-- Task to complete --
Look for "color" in the listing below. Gather each line that contains it.

-- Figure collection entries --
--- BEGIN ---

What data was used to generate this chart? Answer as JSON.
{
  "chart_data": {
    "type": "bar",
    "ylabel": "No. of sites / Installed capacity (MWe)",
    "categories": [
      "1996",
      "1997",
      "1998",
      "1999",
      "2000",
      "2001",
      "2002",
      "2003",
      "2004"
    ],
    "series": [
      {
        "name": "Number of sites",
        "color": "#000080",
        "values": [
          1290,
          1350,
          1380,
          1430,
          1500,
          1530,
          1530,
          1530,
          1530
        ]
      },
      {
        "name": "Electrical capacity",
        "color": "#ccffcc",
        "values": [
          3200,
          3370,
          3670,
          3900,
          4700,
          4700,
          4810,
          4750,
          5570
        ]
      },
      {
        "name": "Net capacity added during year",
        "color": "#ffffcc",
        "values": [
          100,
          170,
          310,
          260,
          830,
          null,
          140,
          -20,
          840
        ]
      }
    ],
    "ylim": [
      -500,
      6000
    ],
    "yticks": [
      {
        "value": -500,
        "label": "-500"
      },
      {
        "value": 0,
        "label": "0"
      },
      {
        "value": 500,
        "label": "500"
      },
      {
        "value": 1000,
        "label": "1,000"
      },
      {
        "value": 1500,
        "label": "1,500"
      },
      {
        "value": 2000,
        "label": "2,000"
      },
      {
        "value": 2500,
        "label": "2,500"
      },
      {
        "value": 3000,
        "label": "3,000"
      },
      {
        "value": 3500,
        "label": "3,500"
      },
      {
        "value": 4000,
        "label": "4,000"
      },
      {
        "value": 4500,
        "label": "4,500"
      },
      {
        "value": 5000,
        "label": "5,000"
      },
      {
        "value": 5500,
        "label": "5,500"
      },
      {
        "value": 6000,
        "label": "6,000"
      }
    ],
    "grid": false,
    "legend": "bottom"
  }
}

--- END ---

-- Result of this task --
        "color": "#000080",
        "color": "#ccffcc",
        "color": "#ffffcc",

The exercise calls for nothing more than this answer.